▶ [Direction]: The records below need retyping in full; give them again exactly.

start

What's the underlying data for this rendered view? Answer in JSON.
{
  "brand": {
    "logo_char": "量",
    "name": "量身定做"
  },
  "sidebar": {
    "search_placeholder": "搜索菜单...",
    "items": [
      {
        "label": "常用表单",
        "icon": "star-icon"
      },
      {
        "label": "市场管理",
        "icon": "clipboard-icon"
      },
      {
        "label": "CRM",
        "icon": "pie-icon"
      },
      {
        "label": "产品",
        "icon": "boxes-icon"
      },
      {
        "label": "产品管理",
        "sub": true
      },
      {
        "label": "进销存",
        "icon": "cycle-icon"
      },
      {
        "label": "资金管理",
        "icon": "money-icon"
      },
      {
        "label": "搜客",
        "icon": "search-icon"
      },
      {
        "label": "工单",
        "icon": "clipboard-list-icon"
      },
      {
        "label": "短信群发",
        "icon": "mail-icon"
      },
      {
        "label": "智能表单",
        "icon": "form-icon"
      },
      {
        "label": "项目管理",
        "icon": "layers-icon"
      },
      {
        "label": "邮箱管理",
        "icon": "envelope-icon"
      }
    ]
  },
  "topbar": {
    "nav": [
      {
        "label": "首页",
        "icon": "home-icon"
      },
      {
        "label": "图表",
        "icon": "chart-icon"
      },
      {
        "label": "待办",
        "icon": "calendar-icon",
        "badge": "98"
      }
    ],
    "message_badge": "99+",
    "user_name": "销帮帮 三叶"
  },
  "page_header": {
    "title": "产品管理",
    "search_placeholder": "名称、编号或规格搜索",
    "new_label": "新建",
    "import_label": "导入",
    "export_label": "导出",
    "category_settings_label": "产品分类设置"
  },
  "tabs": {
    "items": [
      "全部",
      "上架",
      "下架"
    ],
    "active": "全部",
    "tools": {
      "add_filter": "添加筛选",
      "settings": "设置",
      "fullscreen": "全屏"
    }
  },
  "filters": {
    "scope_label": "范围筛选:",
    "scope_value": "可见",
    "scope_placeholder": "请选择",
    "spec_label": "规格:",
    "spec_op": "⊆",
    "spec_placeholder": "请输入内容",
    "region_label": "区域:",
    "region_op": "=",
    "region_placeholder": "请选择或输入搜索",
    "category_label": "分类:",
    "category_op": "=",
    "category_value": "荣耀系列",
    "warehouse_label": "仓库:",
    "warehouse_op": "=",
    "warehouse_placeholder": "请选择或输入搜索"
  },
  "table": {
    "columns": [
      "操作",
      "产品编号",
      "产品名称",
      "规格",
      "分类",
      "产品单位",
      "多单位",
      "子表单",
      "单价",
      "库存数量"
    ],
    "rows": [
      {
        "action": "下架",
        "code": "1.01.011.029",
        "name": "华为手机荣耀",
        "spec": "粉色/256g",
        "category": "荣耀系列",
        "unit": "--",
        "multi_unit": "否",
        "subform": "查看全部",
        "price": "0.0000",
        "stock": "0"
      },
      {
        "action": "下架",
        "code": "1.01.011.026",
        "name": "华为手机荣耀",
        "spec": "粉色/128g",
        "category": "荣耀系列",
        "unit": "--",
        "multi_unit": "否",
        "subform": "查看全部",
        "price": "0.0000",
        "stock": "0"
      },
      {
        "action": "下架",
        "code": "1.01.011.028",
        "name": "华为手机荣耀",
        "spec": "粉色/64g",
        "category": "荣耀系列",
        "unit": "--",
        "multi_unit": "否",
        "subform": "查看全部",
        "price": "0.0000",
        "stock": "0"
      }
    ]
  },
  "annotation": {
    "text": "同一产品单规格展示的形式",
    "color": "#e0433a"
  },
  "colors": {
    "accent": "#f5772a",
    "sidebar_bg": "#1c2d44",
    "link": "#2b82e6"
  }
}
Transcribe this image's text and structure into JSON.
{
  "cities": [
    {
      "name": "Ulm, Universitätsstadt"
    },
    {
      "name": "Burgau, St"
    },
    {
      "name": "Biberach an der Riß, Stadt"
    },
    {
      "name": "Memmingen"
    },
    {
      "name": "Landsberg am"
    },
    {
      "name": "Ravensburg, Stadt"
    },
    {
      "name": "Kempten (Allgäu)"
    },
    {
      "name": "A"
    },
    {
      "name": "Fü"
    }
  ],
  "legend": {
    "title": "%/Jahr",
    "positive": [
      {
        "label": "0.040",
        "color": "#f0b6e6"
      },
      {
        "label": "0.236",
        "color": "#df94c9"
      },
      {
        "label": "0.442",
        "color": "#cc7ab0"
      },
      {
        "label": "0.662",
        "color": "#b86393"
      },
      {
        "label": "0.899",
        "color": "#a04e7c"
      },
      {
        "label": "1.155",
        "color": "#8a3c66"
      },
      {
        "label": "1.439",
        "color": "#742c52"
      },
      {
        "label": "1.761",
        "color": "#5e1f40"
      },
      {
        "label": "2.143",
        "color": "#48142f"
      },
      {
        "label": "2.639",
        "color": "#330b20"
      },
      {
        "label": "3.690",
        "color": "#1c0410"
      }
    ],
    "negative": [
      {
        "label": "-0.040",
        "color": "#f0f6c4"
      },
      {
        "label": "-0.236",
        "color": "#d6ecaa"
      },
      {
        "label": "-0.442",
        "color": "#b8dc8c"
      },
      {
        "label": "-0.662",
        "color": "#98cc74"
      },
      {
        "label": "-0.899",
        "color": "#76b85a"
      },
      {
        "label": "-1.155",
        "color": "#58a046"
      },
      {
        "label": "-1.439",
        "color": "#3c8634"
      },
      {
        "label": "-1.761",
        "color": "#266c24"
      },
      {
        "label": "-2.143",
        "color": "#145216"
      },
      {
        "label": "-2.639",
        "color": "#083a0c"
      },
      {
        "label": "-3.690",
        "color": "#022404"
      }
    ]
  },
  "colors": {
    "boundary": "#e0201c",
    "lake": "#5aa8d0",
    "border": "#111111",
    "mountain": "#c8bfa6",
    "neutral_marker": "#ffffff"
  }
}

end

▶ [The reply]:
What's the underlying data for this rendered view? Answer in JSON.
{
  "brand": {
    "logo_char": "量",
    "name": "量身定做"
  },
  "sidebar": {
    "search_placeholder": "搜索菜单...",
    "items": [
      {
        "label": "常用表单",
        "icon": "star-icon"
      },
      {
        "label": "市场管理",
        "icon": "clipboard-icon"
      },
      {
        "label": "CRM",
        "icon": "pie-icon"
      },
      {
        "label": "产品",
        "icon": "boxes-icon"
      },
      {
        "label": "产品管理",
        "sub": true
      },
      {
        "label": "进销存",
        "icon": "cycle-icon"
      },
      {
        "label": "资金管理",
        "icon": "money-icon"
      },
      {
        "label": "搜客",
        "icon": "search-icon"
      },
      {
        "label": "工单",
        "icon": "clipboard-list-icon"
      },
      {
        "label": "短信群发",
        "icon": "mail-icon"
      },
      {
        "label": "智能表单",
        "icon": "form-icon"
      },
      {
        "label": "项目管理",
        "icon": "layers-icon"
      },
      {
        "label": "邮箱管理",
        "icon": "envelope-icon"
      }
    ]
  },
  "topbar": {
    "nav": [
      {
        "label": "首页",
        "icon": "home-icon"
      },
      {
        "label": "图表",
        "icon": "chart-icon"
      },
      {
        "label": "待办",
        "icon": "calendar-icon",
        "badge": "98"
      }
    ],
    "message_badge": "99+",
    "user_name": "销帮帮 三叶"
  },
  "page_header": {
    "title": "产品管理",
    "search_placeholder": "名称、编号或规格搜索",
    "new_label": "新建",
    "import_label": "导入",
    "export_label": "导出",
    "category_settings_label": "产品分类设置"
  },
  "tabs": {
    "items": [
      "全部",
      "上架",
      "下架"
    ],
    "active": "全部",
    "tools": {
      "add_filter": "添加筛选",
      "settings": "设置",
      "fullscreen": "全屏"
    }
  },
  "filters": {
    "scope_label": "范围筛选:",
    "scope_value": "可见",
    "scope_placeholder": "请选择",
    "spec_label": "规格:",
    "spec_op": "⊆",
    "spec_placeholder": "请输入内容",
    "region_label": "区域:",
    "region_op": "=",
    "region_placeholder": "请选择或输入搜索",
    "category_label": "分类:",
    "category_op": "=",
    "category_value": "荣耀系列",
    "warehouse_label": "仓库:",
    "warehouse_op": "=",
    "warehouse_placeholder": "请选择或输入搜索"
  },
  "table": {
    "columns": [
      "操作",
      "产品编号",
      "产品名称",
      "规格",
      "分类",
      "产品单位",
      "多单位",
      "子表单",
      "单价",
      "库存数量"
    ],
    "rows": [
      {
        "action": "下架",
        "code": "1.01.011.029",
        "name": "华为手机荣耀",
        "spec": "粉色/256g",
        "category": "荣耀系列",
        "unit": "--",
        "multi_unit": "否",
        "subform": "查看全部",
        "price": "0.0000",
        "stock": "0"
      },
      {
        "action": "下架",
        "code": "1.01.011.026",
        "name": "华为手机荣耀",
        "spec": "粉色/128g",
        "category": "荣耀系列",
        "unit": "--",
        "multi_unit": "否",
        "subform": "查看全部",
        "price": "0.0000",
        "stock": "0"
      },
      {
        "action": "下架",
        "code": "1.01.011.028",
        "name": "华为手机荣耀",
        "spec": "粉色/64g",
        "category": "荣耀系列",
        "unit": "--",
        "multi_unit": "否",
        "subform": "查看全部",
        "price": "0.0000",
        "stock": "0"
      }
    ]
  },
  "annotation": {
    "text": "同一产品单规格展示的形式",
    "color": "#e0433a"
  },
  "colors": {
    "accent": "#f5772a",
    "sidebar_bg": "#1c2d44",
    "link": "#2b82e6"
  }
}
Transcribe this image's text and structure into JSON.
{
  "cities": [
    {
      "name": "Ulm, Universitätsstadt"
    },
    {
      "name": "Burgau, St"
    },
    {
      "name": "Biberach an der Riß, Stadt"
    },
    {
      "name": "Memmingen"
    },
    {
      "name": "Landsberg am"
    },
    {
      "name": "Ravensburg, Stadt"
    },
    {
      "name": "Kempten (Allgäu)"
    },
    {
      "name": "A"
    },
    {
      "name": "Fü"
    }
  ],
  "legend": {
    "title": "%/Jahr",
    "positive": [
      {
        "label": "0.040",
        "color": "#f0b6e6"
      },
      {
        "label": "0.236",
        "color": "#df94c9"
      },
      {
        "label": "0.442",
        "color": "#cc7ab0"
      },
      {
        "label": "0.662",
        "color": "#b86393"
      },
      {
        "label": "0.899",
        "color": "#a04e7c"
      },
      {
        "label": "1.155",
        "color": "#8a3c66"
      },
      {
        "label": "1.439",
        "color": "#742c52"
      },
      {
        "label": "1.761",
        "color": "#5e1f40"
      },
      {
        "label": "2.143",
        "color": "#48142f"
      },
      {
        "label": "2.639",
        "color": "#330b20"
      },
      {
        "label": "3.690",
        "color": "#1c0410"
      }
    ],
    "negative": [
      {
        "label": "-0.040",
        "color": "#f0f6c4"
      },
      {
        "label": "-0.236",
        "color": "#d6ecaa"
      },
      {
        "label": "-0.442",
        "color": "#b8dc8c"
      },
      {
        "label": "-0.662",
        "color": "#98cc74"
      },
      {
        "label": "-0.899",
        "color": "#76b85a"
      },
      {
        "label": "-1.155",
        "color": "#58a046"
      },
      {
        "label": "-1.439",
        "color": "#3c8634"
      },
      {
        "label": "-1.761",
        "color": "#266c24"
      },
      {
        "label": "-2.143",
        "color": "#145216"
      },
      {
        "label": "-2.639",
        "color": "#083a0c"
      },
      {
        "label": "-3.690",
        "color": "#022404"
      }
    ]
  },
  "colors": {
    "boundary": "#e0201c",
    "lake": "#5aa8d0",
    "border": "#111111",
    "mountain": "#c8bfa6",
    "neutral_marker": "#ffffff"
  }
}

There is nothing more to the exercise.